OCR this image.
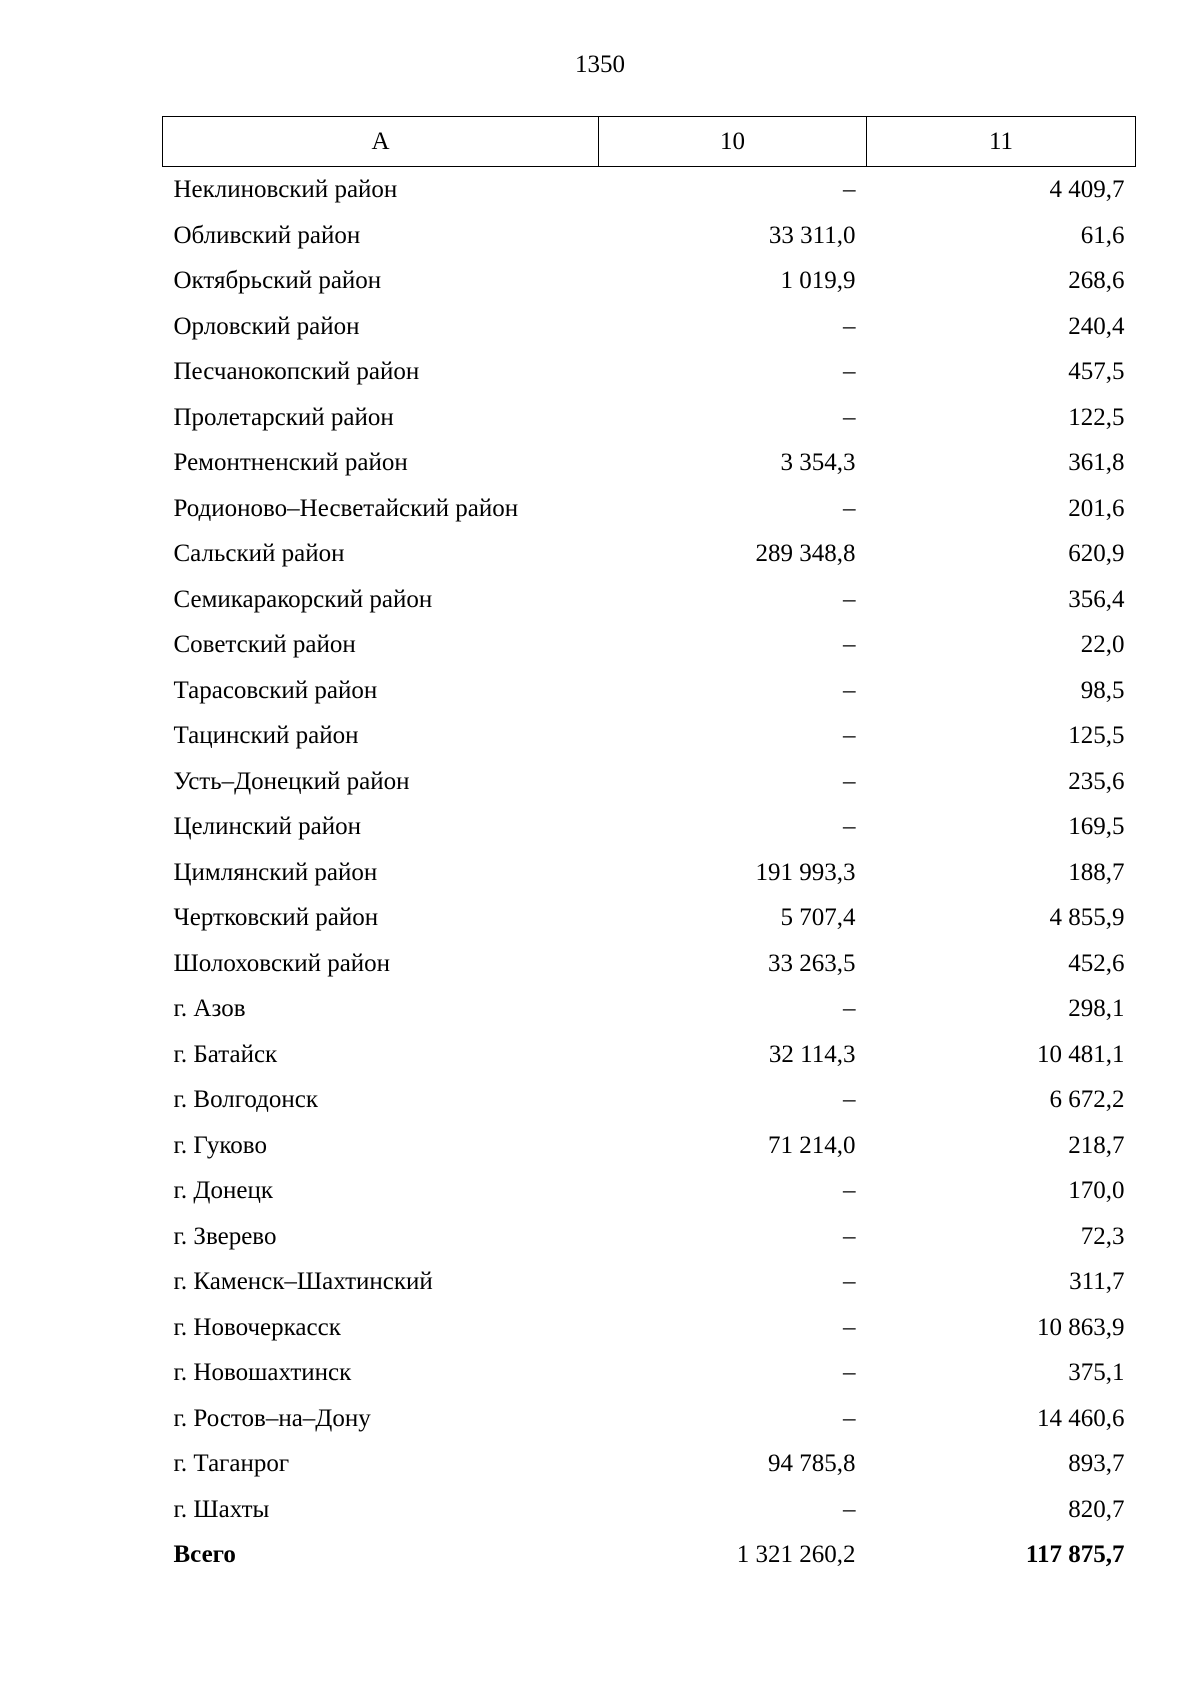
1350
А	10	11
Неклиновский район	–	4 409,7
Обливский район	33 311,0	61,6
Октябрьский район	1 019,9	268,6
Орловский район	–	240,4
Песчанокопский район	–	457,5
Пролетарский район	–	122,5
Ремонтненский район	3 354,3	361,8
Родионово–Несветайский район	–	201,6
Сальский район	289 348,8	620,9
Семикаракорский район	–	356,4
Советский район	–	22,0
Тарасовский район	–	98,5
Тацинский район	–	125,5
Усть–Донецкий район	–	235,6
Целинский район	–	169,5
Цимлянский район	191 993,3	188,7
Чертковский район	5 707,4	4 855,9
Шолоховский район	33 263,5	452,6
г. Азов	–	298,1
г. Батайск	32 114,3	10 481,1
г. Волгодонск	–	6 672,2
г. Гуково	71 214,0	218,7
г. Донецк	–	170,0
г. Зверево	–	72,3
г. Каменск–Шахтинский	–	311,7
г. Новочеркасск	–	10 863,9
г. Новошахтинск	–	375,1
г. Ростов–на–Дону	–	14 460,6
г. Таганрог	94 785,8	893,7
г. Шахты	–	820,7
Всего	1 321 260,2	117 875,7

GIVEN EXERCISE.
Repeat everything in the records precisely. Images are excluded from the copy.

RESULT OF THIS TASK.
OCR this image.
1350
А	10	11
Неклиновский район	–	4 409,7
Обливский район	33 311,0	61,6
Октябрьский район	1 019,9	268,6
Орловский район	–	240,4
Песчанокопский район	–	457,5
Пролетарский район	–	122,5
Ремонтненский район	3 354,3	361,8
Родионово–Несветайский район	–	201,6
Сальский район	289 348,8	620,9
Семикаракорский район	–	356,4
Советский район	–	22,0
Тарасовский район	–	98,5
Тацинский район	–	125,5
Усть–Донецкий район	–	235,6
Целинский район	–	169,5
Цимлянский район	191 993,3	188,7
Чертковский район	5 707,4	4 855,9
Шолоховский район	33 263,5	452,6
г. Азов	–	298,1
г. Батайск	32 114,3	10 481,1
г. Волгодонск	–	6 672,2
г. Гуково	71 214,0	218,7
г. Донецк	–	170,0
г. Зверево	–	72,3
г. Каменск–Шахтинский	–	311,7
г. Новочеркасск	–	10 863,9
г. Новошахтинск	–	375,1
г. Ростов–на–Дону	–	14 460,6
г. Таганрог	94 785,8	893,7
г. Шахты	–	820,7
Всего	1 321 260,2	117 875,7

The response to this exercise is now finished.